### TASK INPUT
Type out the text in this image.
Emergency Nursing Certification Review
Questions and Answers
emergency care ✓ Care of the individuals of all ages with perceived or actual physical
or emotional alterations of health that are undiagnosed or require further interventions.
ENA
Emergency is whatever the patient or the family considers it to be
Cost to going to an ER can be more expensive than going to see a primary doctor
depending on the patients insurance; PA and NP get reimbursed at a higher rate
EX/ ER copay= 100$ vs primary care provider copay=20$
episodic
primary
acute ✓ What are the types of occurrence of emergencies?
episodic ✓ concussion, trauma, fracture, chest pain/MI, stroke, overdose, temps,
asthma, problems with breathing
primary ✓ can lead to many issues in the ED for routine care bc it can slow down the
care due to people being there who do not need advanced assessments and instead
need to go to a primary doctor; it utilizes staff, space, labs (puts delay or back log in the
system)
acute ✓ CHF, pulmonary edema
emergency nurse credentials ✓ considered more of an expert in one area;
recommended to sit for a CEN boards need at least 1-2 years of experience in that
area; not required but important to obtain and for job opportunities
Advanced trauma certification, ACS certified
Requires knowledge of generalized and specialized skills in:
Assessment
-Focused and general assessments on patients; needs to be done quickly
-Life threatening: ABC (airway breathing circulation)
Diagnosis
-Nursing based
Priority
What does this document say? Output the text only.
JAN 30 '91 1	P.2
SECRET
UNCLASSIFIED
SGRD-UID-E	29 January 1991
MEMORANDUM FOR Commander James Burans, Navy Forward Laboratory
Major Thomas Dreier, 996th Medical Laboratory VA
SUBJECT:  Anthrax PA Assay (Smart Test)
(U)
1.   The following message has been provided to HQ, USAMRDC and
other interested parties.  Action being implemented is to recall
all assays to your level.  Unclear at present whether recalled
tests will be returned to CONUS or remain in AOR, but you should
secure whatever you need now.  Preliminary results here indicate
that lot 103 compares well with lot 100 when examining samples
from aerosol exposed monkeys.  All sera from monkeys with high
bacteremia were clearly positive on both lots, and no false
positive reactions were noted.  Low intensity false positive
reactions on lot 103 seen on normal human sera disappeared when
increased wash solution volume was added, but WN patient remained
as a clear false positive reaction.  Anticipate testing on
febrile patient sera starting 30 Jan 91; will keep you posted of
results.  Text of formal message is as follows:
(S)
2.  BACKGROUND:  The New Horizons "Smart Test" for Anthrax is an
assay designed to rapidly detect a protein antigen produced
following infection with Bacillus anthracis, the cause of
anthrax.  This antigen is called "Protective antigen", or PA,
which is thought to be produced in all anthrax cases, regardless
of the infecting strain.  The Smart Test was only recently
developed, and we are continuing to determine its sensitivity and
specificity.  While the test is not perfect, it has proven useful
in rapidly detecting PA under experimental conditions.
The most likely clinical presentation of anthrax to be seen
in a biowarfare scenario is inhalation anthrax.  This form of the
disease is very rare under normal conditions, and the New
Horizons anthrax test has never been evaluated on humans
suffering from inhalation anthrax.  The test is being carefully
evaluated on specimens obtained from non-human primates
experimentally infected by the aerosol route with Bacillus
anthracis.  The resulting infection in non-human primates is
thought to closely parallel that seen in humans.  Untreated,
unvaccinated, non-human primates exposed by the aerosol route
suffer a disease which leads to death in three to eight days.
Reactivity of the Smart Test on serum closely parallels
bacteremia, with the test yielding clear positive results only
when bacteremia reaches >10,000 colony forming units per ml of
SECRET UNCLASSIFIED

### EXERCISE DIRECTIONS
Please repeat the material exactly as it appears above.

### FINAL ANSWER
Type out the text in this image.
Emergency Nursing Certification Review
Questions and Answers
emergency care ✓ Care of the individuals of all ages with perceived or actual physical
or emotional alterations of health that are undiagnosed or require further interventions.
ENA
Emergency is whatever the patient or the family considers it to be
Cost to going to an ER can be more expensive than going to see a primary doctor
depending on the patients insurance; PA and NP get reimbursed at a higher rate
EX/ ER copay= 100$ vs primary care provider copay=20$
episodic
primary
acute ✓ What are the types of occurrence of emergencies?
episodic ✓ concussion, trauma, fracture, chest pain/MI, stroke, overdose, temps,
asthma, problems with breathing
primary ✓ can lead to many issues in the ED for routine care bc it can slow down the
care due to people being there who do not need advanced assessments and instead
need to go to a primary doctor; it utilizes staff, space, labs (puts delay or back log in the
system)
acute ✓ CHF, pulmonary edema
emergency nurse credentials ✓ considered more of an expert in one area;
recommended to sit for a CEN boards need at least 1-2 years of experience in that
area; not required but important to obtain and for job opportunities
Advanced trauma certification, ACS certified
Requires knowledge of generalized and specialized skills in:
Assessment
-Focused and general assessments on patients; needs to be done quickly
-Life threatening: ABC (airway breathing circulation)
Diagnosis
-Nursing based
Priority
What does this document say? Output the text only.
JAN 30 '91 1	P.2
SECRET
UNCLASSIFIED
SGRD-UID-E	29 January 1991
MEMORANDUM FOR Commander James Burans, Navy Forward Laboratory
Major Thomas Dreier, 996th Medical Laboratory VA
SUBJECT:  Anthrax PA Assay (Smart Test)
(U)
1.   The following message has been provided to HQ, USAMRDC and
other interested parties.  Action being implemented is to recall
all assays to your level.  Unclear at present whether recalled
tests will be returned to CONUS or remain in AOR, but you should
secure whatever you need now.  Preliminary results here indicate
that lot 103 compares well with lot 100 when examining samples
from aerosol exposed monkeys.  All sera from monkeys with high
bacteremia were clearly positive on both lots, and no false
positive reactions were noted.  Low intensity false positive
reactions on lot 103 seen on normal human sera disappeared when
increased wash solution volume was added, but WN patient remained
as a clear false positive reaction.  Anticipate testing on
febrile patient sera starting 30 Jan 91; will keep you posted of
results.  Text of formal message is as follows:
(S)
2.  BACKGROUND:  The New Horizons "Smart Test" for Anthrax is an
assay designed to rapidly detect a protein antigen produced
following infection with Bacillus anthracis, the cause of
anthrax.  This antigen is called "Protective antigen", or PA,
which is thought to be produced in all anthrax cases, regardless
of the infecting strain.  The Smart Test was only recently
developed, and we are continuing to determine its sensitivity and
specificity.  While the test is not perfect, it has proven useful
in rapidly detecting PA under experimental conditions.
The most likely clinical presentation of anthrax to be seen
in a biowarfare scenario is inhalation anthrax.  This form of the
disease is very rare under normal conditions, and the New
Horizons anthrax test has never been evaluated on humans
suffering from inhalation anthrax.  The test is being carefully
evaluated on specimens obtained from non-human primates
experimentally infected by the aerosol route with Bacillus
anthracis.  The resulting infection in non-human primates is
thought to closely parallel that seen in humans.  Untreated,
unvaccinated, non-human primates exposed by the aerosol route
suffer a disease which leads to death in three to eight days.
Reactivity of the Smart Test on serum closely parallels
bacteremia, with the test yielding clear positive results only
when bacteremia reaches >10,000 colony forming units per ml of
SECRET UNCLASSIFIED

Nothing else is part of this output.